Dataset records

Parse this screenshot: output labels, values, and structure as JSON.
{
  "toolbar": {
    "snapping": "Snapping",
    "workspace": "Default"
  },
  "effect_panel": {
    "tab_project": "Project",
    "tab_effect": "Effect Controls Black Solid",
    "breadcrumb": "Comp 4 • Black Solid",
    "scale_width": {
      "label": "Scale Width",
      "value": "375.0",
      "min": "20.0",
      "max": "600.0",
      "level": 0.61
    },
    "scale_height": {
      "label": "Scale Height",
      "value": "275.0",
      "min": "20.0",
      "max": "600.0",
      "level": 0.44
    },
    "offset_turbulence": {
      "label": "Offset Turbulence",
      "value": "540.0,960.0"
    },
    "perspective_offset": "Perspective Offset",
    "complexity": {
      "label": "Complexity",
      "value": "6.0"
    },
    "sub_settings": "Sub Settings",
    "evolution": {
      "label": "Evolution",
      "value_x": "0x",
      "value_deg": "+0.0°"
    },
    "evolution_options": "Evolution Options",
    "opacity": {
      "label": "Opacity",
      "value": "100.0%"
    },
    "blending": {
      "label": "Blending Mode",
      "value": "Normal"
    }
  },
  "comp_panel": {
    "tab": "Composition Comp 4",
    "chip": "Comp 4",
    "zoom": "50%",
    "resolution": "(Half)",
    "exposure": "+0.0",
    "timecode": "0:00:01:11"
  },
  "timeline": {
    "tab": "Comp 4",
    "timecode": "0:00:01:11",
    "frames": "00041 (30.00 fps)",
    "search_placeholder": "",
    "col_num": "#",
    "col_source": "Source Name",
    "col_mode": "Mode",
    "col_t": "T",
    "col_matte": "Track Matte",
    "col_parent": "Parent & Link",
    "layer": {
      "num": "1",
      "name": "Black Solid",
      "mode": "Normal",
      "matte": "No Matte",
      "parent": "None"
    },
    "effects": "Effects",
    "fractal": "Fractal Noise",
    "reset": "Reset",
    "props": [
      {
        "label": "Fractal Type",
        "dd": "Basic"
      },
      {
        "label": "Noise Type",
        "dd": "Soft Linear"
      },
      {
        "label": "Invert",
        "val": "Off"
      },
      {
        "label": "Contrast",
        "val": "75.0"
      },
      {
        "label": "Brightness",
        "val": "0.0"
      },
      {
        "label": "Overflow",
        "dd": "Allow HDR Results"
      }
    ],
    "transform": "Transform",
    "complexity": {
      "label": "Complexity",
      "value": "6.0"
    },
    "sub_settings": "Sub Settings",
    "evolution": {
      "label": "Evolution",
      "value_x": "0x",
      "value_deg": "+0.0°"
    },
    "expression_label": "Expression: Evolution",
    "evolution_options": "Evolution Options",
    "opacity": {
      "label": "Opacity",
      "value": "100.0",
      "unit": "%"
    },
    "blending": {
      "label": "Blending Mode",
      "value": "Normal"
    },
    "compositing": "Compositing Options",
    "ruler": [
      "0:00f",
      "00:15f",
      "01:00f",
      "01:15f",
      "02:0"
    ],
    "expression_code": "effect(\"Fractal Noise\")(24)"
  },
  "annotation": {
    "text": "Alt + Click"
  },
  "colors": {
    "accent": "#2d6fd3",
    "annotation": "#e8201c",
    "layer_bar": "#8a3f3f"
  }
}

--

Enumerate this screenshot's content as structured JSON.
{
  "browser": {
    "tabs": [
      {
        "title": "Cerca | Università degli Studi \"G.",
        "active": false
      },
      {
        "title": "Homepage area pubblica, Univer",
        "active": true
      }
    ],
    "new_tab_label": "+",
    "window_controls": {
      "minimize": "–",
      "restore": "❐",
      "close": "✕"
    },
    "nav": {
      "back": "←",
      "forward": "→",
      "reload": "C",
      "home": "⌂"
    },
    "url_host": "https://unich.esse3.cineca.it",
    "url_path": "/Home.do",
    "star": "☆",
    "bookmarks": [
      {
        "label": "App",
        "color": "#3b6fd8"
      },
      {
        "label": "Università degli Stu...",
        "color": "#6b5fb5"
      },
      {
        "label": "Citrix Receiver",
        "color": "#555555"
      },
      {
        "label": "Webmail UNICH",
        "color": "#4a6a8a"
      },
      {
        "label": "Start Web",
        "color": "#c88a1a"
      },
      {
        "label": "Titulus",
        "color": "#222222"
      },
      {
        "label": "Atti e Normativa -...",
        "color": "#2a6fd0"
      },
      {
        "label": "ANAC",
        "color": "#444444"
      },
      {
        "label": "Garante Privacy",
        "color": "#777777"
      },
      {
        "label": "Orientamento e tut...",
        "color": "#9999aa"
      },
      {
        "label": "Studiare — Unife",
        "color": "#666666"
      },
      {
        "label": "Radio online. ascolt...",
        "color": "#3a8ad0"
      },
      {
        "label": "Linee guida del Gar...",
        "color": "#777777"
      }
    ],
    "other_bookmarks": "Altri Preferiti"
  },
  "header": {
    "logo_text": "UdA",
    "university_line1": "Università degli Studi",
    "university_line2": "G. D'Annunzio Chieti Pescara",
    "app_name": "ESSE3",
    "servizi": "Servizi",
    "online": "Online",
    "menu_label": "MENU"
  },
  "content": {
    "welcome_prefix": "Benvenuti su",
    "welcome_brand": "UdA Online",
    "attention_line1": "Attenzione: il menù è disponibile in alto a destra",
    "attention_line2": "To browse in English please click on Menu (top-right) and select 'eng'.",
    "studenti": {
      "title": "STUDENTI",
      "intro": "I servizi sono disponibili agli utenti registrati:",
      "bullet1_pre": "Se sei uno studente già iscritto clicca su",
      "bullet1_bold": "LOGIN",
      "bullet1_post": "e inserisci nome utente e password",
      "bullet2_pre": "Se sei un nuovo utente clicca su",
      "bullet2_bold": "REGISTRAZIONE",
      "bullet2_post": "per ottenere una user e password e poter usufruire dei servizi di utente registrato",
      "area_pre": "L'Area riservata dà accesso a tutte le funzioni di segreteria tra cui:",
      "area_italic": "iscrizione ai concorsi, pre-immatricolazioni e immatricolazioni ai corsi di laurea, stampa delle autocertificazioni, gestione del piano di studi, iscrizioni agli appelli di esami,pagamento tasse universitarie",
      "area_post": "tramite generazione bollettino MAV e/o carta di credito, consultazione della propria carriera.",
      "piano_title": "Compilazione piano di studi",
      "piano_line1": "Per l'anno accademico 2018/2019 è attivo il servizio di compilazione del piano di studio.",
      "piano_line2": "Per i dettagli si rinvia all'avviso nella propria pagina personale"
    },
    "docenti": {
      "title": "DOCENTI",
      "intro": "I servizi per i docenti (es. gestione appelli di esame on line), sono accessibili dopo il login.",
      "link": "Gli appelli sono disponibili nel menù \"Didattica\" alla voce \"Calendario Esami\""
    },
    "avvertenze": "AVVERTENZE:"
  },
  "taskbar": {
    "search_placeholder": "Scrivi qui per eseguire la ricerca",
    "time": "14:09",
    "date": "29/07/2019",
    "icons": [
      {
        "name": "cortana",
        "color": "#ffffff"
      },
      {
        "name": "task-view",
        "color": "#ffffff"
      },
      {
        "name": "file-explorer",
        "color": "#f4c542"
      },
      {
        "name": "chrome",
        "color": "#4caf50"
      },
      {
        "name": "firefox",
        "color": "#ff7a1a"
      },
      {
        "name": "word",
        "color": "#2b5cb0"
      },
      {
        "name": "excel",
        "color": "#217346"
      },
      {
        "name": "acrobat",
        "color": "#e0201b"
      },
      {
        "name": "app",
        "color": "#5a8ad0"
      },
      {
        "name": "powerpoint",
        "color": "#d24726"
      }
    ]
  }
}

** THE EXERCISE **
Which lines include "intro"? Copy each of them out.

** SOLUTION FOR THIS EXERCISE **
      "intro": "I servizi sono disponibili agli utenti registrati:",
      "intro": "I servizi per i docenti (es. gestione appelli di esame on line), sono accessibili dopo il login.",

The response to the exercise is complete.